# START OF TASK DATA

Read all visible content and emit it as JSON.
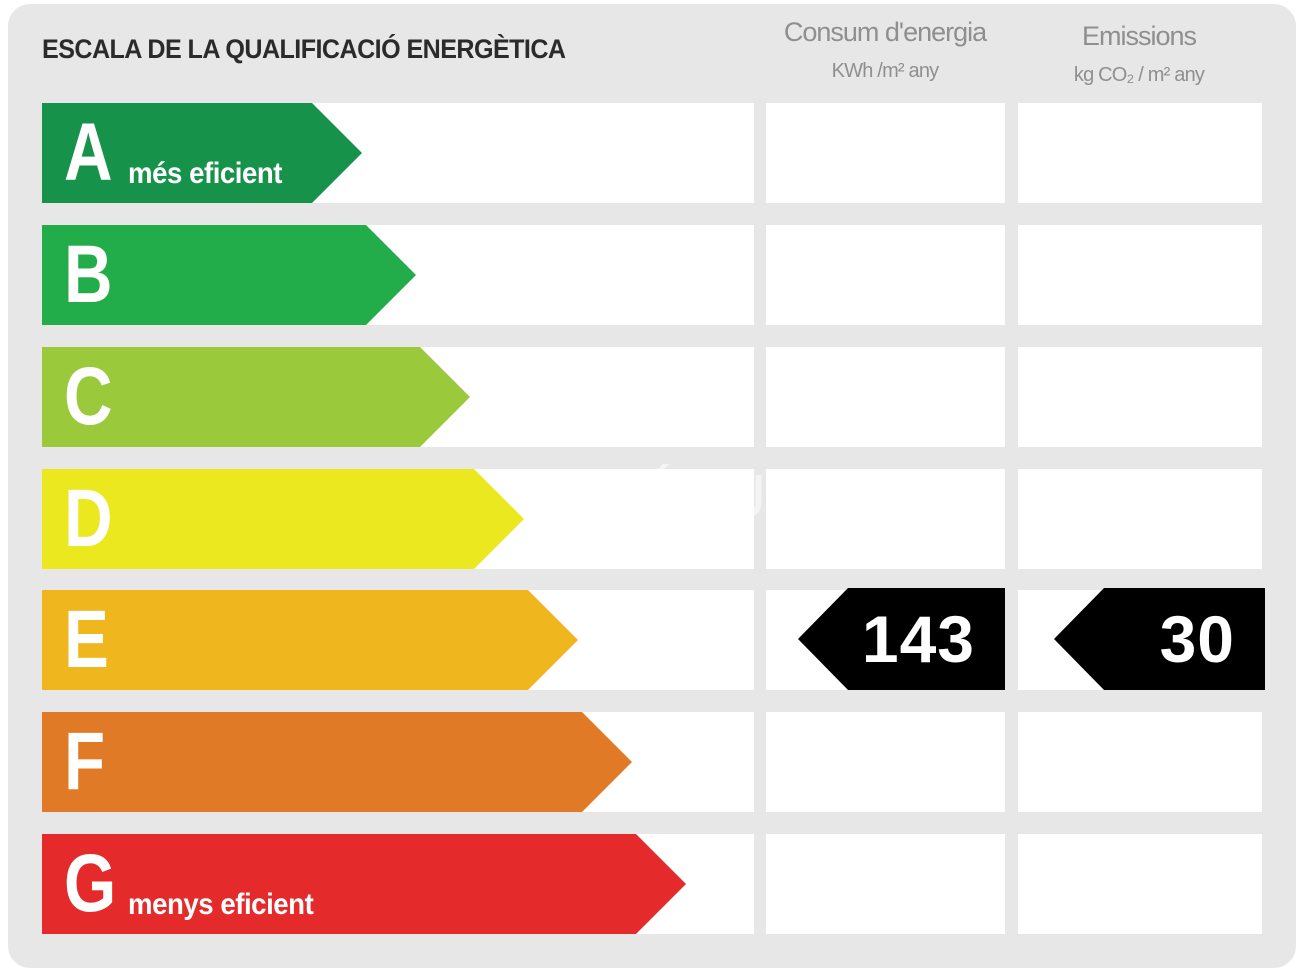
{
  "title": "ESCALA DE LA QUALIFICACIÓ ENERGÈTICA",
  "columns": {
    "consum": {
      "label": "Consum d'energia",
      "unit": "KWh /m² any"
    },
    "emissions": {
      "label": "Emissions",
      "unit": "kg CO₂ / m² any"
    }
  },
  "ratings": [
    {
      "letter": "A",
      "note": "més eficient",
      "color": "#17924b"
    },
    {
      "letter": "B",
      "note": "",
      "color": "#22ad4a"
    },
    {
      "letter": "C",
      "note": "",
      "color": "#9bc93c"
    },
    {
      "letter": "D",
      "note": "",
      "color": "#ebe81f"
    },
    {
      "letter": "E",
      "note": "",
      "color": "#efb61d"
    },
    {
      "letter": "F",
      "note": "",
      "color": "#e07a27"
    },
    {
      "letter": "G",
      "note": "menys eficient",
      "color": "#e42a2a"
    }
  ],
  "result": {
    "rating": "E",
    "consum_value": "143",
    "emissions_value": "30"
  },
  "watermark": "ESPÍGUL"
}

# END OF TASK DATA

_INSTRUCTIONS FOR THE TASK_: Repeat the records above verbatim, with no pictures in the result.

_WRITTEN SOLUTION_:
Read all visible content and emit it as JSON.
{
  "title": "ESCALA DE LA QUALIFICACIÓ ENERGÈTICA",
  "columns": {
    "consum": {
      "label": "Consum d'energia",
      "unit": "KWh /m² any"
    },
    "emissions": {
      "label": "Emissions",
      "unit": "kg CO₂ / m² any"
    }
  },
  "ratings": [
    {
      "letter": "A",
      "note": "més eficient",
      "color": "#17924b"
    },
    {
      "letter": "B",
      "note": "",
      "color": "#22ad4a"
    },
    {
      "letter": "C",
      "note": "",
      "color": "#9bc93c"
    },
    {
      "letter": "D",
      "note": "",
      "color": "#ebe81f"
    },
    {
      "letter": "E",
      "note": "",
      "color": "#efb61d"
    },
    {
      "letter": "F",
      "note": "",
      "color": "#e07a27"
    },
    {
      "letter": "G",
      "note": "menys eficient",
      "color": "#e42a2a"
    }
  ],
  "result": {
    "rating": "E",
    "consum_value": "143",
    "emissions_value": "30"
  },
  "watermark": "ESPÍGUL"
}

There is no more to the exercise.